((

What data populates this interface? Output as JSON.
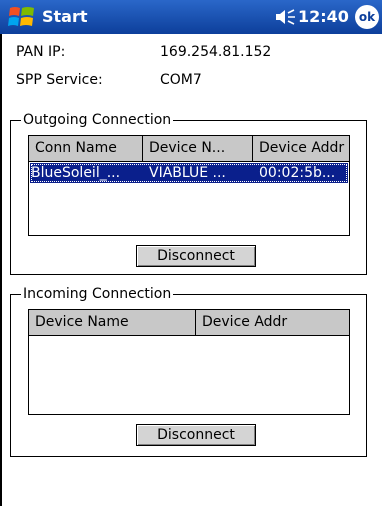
{
  "titlebar": {
    "title": "Start",
    "time": "12:40",
    "ok_label": "ok"
  },
  "info": {
    "pan_ip_label": "PAN IP:",
    "pan_ip_value": "169.254.81.152",
    "spp_label": "SPP Service:",
    "spp_value": "COM7"
  },
  "outgoing": {
    "title": "Outgoing Connection",
    "columns": [
      "Conn  Name",
      "Device N...",
      "Device Addr"
    ],
    "rows": [
      {
        "conn_name": "BlueSoleil_...",
        "device_name": "VIABLUE ...",
        "device_addr": "00:02:5b..."
      }
    ],
    "disconnect_label": "Disconnect"
  },
  "incoming": {
    "title": "Incoming Connection",
    "columns": [
      "Device Name",
      "Device Addr"
    ],
    "disconnect_label": "Disconnect"
  },
  "colors": {
    "titlebar": "#0d3f9b",
    "selection": "#0a1f8c"
  }
}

))

| Written task |
Each entry should be repeated exactly as it appears; the pictures stay out.

| Finished task |
What data populates this interface? Output as JSON.
{
  "titlebar": {
    "title": "Start",
    "time": "12:40",
    "ok_label": "ok"
  },
  "info": {
    "pan_ip_label": "PAN IP:",
    "pan_ip_value": "169.254.81.152",
    "spp_label": "SPP Service:",
    "spp_value": "COM7"
  },
  "outgoing": {
    "title": "Outgoing Connection",
    "columns": [
      "Conn  Name",
      "Device N...",
      "Device Addr"
    ],
    "rows": [
      {
        "conn_name": "BlueSoleil_...",
        "device_name": "VIABLUE ...",
        "device_addr": "00:02:5b..."
      }
    ],
    "disconnect_label": "Disconnect"
  },
  "incoming": {
    "title": "Incoming Connection",
    "columns": [
      "Device Name",
      "Device Addr"
    ],
    "disconnect_label": "Disconnect"
  },
  "colors": {
    "titlebar": "#0d3f9b",
    "selection": "#0a1f8c"
  }
}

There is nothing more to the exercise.